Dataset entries

※

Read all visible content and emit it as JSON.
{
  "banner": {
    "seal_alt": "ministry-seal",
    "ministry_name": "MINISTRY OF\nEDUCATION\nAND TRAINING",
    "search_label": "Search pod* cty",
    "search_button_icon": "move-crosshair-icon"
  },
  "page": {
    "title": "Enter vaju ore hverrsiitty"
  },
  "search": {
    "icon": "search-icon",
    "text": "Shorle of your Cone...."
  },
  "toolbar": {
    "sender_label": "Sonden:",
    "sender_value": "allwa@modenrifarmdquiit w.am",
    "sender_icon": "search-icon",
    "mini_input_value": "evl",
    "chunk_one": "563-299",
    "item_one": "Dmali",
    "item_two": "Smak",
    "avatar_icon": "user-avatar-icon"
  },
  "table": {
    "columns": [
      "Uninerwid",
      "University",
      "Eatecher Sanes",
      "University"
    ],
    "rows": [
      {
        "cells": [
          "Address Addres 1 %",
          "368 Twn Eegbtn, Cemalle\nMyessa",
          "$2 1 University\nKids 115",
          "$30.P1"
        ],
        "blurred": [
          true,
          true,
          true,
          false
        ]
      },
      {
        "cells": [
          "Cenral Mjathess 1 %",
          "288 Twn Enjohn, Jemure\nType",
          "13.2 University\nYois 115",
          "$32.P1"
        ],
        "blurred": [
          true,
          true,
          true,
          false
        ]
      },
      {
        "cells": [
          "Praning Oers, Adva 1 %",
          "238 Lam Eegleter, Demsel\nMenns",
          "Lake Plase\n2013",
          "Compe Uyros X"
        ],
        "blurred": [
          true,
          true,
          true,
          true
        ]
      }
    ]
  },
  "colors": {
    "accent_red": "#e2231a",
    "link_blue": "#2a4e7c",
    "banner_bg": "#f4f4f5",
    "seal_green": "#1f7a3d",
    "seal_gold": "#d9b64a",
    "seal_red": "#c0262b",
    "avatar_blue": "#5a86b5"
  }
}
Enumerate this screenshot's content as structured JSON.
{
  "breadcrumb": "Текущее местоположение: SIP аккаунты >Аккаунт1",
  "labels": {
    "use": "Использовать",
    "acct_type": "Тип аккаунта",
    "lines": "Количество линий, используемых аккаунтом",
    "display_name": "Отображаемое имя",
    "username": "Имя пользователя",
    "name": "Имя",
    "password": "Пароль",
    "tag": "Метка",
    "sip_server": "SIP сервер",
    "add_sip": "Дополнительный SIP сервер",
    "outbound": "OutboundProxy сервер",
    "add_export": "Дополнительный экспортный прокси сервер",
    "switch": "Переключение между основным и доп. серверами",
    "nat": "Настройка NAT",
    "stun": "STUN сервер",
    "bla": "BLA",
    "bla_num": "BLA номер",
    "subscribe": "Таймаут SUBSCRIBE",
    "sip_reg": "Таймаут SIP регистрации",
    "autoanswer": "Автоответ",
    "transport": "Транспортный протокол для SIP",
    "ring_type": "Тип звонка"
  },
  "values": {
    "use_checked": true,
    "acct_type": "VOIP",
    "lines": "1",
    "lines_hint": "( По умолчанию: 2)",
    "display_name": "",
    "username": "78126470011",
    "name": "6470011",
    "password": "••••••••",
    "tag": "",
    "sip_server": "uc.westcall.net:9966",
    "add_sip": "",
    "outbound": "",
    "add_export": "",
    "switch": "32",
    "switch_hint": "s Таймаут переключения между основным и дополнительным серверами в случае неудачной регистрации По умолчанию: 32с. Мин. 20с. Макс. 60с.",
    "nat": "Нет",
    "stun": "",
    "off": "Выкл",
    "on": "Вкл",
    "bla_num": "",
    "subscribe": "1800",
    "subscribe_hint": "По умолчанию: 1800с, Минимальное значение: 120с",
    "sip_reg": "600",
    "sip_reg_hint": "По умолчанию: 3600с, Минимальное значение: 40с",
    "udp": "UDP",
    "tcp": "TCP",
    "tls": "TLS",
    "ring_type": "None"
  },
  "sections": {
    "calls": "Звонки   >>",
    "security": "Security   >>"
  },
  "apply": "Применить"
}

※

WORK TO BE COMPLETED
From the listing above, extract all records word for word.

RESPONSE TO THE EXERCISE
Read all visible content and emit it as JSON.
{
  "banner": {
    "seal_alt": "ministry-seal",
    "ministry_name": "MINISTRY OF\nEDUCATION\nAND TRAINING",
    "search_label": "Search pod* cty",
    "search_button_icon": "move-crosshair-icon"
  },
  "page": {
    "title": "Enter vaju ore hverrsiitty"
  },
  "search": {
    "icon": "search-icon",
    "text": "Shorle of your Cone...."
  },
  "toolbar": {
    "sender_label": "Sonden:",
    "sender_value": "allwa@modenrifarmdquiit w.am",
    "sender_icon": "search-icon",
    "mini_input_value": "evl",
    "chunk_one": "563-299",
    "item_one": "Dmali",
    "item_two": "Smak",
    "avatar_icon": "user-avatar-icon"
  },
  "table": {
    "columns": [
      "Uninerwid",
      "University",
      "Eatecher Sanes",
      "University"
    ],
    "rows": [
      {
        "cells": [
          "Address Addres 1 %",
          "368 Twn Eegbtn, Cemalle\nMyessa",
          "$2 1 University\nKids 115",
          "$30.P1"
        ],
        "blurred": [
          true,
          true,
          true,
          false
        ]
      },
      {
        "cells": [
          "Cenral Mjathess 1 %",
          "288 Twn Enjohn, Jemure\nType",
          "13.2 University\nYois 115",
          "$32.P1"
        ],
        "blurred": [
          true,
          true,
          true,
          false
        ]
      },
      {
        "cells": [
          "Praning Oers, Adva 1 %",
          "238 Lam Eegleter, Demsel\nMenns",
          "Lake Plase\n2013",
          "Compe Uyros X"
        ],
        "blurred": [
          true,
          true,
          true,
          true
        ]
      }
    ]
  },
  "colors": {
    "accent_red": "#e2231a",
    "link_blue": "#2a4e7c",
    "banner_bg": "#f4f4f5",
    "seal_green": "#1f7a3d",
    "seal_gold": "#d9b64a",
    "seal_red": "#c0262b",
    "avatar_blue": "#5a86b5"
  }
}
Enumerate this screenshot's content as structured JSON.
{
  "breadcrumb": "Текущее местоположение: SIP аккаунты >Аккаунт1",
  "labels": {
    "use": "Использовать",
    "acct_type": "Тип аккаунта",
    "lines": "Количество линий, используемых аккаунтом",
    "display_name": "Отображаемое имя",
    "username": "Имя пользователя",
    "name": "Имя",
    "password": "Пароль",
    "tag": "Метка",
    "sip_server": "SIP сервер",
    "add_sip": "Дополнительный SIP сервер",
    "outbound": "OutboundProxy сервер",
    "add_export": "Дополнительный экспортный прокси сервер",
    "switch": "Переключение между основным и доп. серверами",
    "nat": "Настройка NAT",
    "stun": "STUN сервер",
    "bla": "BLA",
    "bla_num": "BLA номер",
    "subscribe": "Таймаут SUBSCRIBE",
    "sip_reg": "Таймаут SIP регистрации",
    "autoanswer": "Автоответ",
    "transport": "Транспортный протокол для SIP",
    "ring_type": "Тип звонка"
  },
  "values": {
    "use_checked": true,
    "acct_type": "VOIP",
    "lines": "1",
    "lines_hint": "( По умолчанию: 2)",
    "display_name": "",
    "username": "78126470011",
    "name": "6470011",
    "password": "••••••••",
    "tag": "",
    "sip_server": "uc.westcall.net:9966",
    "add_sip": "",
    "outbound": "",
    "add_export": "",
    "switch": "32",
    "switch_hint": "s Таймаут переключения между основным и дополнительным серверами в случае неудачной регистрации По умолчанию: 32с. Мин. 20с. Макс. 60с.",
    "nat": "Нет",
    "stun": "",
    "off": "Выкл",
    "on": "Вкл",
    "bla_num": "",
    "subscribe": "1800",
    "subscribe_hint": "По умолчанию: 1800с, Минимальное значение: 120с",
    "sip_reg": "600",
    "sip_reg_hint": "По умолчанию: 3600с, Минимальное значение: 40с",
    "udp": "UDP",
    "tcp": "TCP",
    "tls": "TLS",
    "ring_type": "None"
  },
  "sections": {
    "calls": "Звонки   >>",
    "security": "Security   >>"
  },
  "apply": "Применить"
}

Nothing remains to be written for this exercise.